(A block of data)
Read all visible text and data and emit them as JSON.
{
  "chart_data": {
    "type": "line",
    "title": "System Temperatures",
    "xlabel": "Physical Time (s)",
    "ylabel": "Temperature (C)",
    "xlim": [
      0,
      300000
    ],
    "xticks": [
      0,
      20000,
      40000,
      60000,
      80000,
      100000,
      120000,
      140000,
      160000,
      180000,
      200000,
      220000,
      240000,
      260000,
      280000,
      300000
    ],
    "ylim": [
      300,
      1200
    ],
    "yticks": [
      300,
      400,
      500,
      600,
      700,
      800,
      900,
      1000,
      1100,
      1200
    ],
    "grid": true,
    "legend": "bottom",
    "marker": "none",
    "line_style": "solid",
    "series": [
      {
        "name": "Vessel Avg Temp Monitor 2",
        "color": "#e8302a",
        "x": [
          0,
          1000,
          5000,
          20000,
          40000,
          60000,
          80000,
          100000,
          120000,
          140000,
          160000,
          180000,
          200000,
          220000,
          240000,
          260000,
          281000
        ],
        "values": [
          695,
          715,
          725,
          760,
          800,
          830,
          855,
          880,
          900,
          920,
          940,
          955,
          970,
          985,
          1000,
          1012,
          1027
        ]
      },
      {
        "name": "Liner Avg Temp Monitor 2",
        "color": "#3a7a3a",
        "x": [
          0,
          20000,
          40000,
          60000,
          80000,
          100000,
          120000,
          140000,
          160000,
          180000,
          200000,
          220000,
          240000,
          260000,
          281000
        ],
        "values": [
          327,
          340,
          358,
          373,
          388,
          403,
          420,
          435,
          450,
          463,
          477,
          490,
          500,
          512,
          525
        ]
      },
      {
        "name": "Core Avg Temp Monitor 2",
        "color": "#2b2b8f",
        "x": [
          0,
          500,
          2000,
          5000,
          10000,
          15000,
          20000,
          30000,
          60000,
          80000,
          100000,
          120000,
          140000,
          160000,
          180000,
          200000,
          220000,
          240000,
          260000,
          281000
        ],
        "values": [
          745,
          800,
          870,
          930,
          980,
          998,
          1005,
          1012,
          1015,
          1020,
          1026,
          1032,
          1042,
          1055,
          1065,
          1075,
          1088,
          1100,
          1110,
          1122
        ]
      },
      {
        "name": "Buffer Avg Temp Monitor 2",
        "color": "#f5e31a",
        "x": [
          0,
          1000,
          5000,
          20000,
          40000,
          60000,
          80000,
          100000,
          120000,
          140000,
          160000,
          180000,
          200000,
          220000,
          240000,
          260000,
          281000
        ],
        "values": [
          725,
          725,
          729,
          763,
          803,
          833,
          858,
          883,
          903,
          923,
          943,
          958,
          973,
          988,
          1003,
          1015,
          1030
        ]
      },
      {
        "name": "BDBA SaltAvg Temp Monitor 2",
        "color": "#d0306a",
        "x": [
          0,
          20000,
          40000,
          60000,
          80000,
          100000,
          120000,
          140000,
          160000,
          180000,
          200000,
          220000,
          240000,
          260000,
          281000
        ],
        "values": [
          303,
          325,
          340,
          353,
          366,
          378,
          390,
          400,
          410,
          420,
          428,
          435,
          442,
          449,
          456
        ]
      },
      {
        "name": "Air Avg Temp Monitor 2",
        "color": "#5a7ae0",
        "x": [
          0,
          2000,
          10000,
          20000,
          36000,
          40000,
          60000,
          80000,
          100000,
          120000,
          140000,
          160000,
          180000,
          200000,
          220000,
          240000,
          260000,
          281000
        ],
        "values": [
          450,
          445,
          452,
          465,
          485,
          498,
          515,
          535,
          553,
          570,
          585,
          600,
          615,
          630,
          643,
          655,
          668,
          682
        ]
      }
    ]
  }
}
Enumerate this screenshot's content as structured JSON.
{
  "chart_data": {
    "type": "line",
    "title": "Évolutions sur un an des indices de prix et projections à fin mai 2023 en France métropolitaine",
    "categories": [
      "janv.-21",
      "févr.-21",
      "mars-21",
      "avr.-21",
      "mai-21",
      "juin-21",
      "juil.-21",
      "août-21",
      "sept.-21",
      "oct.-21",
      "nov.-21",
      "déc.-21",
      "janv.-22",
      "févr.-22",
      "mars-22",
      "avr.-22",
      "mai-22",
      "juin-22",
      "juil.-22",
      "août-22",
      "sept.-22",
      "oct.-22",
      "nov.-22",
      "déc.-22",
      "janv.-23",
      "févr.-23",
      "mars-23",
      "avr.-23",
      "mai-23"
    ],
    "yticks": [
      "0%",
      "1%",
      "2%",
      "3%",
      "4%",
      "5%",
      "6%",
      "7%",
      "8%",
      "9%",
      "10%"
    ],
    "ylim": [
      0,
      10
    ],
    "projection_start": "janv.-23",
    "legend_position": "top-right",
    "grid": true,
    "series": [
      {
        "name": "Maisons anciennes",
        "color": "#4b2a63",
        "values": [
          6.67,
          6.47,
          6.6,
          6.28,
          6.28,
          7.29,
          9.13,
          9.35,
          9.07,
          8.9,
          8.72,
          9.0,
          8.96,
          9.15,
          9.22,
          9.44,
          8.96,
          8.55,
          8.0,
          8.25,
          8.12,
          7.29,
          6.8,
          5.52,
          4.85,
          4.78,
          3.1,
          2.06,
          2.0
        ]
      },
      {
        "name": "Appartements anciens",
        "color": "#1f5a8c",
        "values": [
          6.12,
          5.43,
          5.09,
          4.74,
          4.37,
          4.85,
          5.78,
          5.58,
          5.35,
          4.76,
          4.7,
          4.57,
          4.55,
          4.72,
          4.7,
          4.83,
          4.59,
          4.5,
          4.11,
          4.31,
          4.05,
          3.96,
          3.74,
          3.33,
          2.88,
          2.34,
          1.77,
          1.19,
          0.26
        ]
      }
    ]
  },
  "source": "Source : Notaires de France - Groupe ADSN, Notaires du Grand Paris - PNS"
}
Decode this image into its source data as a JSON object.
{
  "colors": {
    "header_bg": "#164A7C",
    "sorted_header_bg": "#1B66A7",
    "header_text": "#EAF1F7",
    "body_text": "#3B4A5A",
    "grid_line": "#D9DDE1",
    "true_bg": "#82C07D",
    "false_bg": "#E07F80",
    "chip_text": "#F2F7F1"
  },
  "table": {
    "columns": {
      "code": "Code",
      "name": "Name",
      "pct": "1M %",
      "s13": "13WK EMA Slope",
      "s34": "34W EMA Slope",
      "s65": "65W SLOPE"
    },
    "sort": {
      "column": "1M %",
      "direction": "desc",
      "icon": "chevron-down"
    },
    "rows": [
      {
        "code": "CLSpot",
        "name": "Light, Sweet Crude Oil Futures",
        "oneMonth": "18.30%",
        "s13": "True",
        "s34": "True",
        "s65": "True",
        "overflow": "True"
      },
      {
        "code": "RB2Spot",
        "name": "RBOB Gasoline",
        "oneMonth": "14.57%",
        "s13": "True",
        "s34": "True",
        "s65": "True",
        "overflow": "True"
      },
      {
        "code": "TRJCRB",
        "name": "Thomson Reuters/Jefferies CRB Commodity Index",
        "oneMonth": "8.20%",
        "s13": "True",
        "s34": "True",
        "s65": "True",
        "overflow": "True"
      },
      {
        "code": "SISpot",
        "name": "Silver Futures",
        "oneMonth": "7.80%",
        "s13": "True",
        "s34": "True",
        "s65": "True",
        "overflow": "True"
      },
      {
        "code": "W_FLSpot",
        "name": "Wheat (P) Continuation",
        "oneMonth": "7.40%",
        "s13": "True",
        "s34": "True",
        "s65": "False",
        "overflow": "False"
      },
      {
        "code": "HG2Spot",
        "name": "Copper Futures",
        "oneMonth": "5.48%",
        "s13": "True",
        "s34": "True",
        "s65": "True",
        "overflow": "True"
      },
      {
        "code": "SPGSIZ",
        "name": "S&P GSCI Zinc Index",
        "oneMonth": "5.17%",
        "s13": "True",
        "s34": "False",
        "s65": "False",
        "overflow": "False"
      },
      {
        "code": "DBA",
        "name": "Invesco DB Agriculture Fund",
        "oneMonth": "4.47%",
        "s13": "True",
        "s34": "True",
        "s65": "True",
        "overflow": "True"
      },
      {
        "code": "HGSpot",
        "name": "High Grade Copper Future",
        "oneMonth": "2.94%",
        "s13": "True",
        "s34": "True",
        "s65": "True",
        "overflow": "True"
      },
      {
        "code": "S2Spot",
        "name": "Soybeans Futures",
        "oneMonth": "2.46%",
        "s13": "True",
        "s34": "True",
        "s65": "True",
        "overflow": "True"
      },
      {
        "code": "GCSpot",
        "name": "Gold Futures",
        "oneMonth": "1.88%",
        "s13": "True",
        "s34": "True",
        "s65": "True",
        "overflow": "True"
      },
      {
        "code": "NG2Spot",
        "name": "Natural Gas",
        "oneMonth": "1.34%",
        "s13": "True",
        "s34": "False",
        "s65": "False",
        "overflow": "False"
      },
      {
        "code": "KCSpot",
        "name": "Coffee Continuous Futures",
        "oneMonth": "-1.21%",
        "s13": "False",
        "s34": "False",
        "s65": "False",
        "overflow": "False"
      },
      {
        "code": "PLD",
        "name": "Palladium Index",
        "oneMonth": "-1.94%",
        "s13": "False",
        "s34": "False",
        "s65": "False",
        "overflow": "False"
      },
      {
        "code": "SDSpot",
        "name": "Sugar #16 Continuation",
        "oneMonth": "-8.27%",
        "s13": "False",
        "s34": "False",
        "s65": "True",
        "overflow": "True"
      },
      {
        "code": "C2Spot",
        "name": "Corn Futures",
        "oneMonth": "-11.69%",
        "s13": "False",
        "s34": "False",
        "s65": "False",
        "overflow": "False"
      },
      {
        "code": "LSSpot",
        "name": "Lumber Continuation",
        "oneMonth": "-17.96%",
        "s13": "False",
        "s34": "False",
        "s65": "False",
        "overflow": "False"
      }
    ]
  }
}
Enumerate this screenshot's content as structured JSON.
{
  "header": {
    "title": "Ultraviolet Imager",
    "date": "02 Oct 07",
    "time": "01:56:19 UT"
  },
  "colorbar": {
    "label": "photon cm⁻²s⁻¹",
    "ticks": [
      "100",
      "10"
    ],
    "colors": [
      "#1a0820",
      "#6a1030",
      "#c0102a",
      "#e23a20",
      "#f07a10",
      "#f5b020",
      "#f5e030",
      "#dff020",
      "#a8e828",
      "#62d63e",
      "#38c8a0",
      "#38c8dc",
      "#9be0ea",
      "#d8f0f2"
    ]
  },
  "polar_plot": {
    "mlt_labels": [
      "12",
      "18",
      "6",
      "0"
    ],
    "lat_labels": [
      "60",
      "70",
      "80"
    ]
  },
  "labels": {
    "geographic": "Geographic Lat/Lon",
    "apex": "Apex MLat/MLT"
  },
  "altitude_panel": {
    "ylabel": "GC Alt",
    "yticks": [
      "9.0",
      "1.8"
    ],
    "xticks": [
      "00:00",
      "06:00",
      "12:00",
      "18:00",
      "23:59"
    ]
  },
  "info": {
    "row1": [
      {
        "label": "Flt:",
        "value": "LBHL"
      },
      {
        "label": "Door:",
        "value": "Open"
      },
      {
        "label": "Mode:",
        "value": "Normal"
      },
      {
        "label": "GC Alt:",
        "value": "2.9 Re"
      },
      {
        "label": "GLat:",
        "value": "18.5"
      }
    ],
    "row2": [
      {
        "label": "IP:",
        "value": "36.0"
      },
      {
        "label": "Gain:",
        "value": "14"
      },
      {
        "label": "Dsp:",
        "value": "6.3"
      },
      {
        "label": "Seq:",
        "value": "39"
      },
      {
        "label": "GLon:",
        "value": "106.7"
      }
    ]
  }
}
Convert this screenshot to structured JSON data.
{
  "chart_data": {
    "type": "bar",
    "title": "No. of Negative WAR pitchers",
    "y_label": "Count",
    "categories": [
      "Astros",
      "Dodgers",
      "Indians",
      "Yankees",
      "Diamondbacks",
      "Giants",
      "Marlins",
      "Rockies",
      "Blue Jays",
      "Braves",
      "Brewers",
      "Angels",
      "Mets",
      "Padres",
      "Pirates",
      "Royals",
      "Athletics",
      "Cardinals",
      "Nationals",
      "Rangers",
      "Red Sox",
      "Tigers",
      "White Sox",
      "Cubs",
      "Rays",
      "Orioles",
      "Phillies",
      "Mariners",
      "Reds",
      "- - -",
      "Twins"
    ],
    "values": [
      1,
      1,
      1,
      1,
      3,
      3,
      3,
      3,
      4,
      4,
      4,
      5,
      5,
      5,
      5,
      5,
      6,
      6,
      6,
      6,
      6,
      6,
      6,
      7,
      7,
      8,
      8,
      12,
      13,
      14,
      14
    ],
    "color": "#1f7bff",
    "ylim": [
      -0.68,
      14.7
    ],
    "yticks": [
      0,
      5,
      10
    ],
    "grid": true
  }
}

▶ _THE PROBLEM_
Gather each line that holds "Futures".

▶ _EXERCISE RESPONSE_
        "name": "Light, Sweet Crude Oil Futures",
        "name": "Silver Futures",
        "name": "Copper Futures",
        "name": "Soybeans Futures",
        "name": "Gold Futures",
        "name": "Coffee Continuous Futures",
        "name": "Corn Futures",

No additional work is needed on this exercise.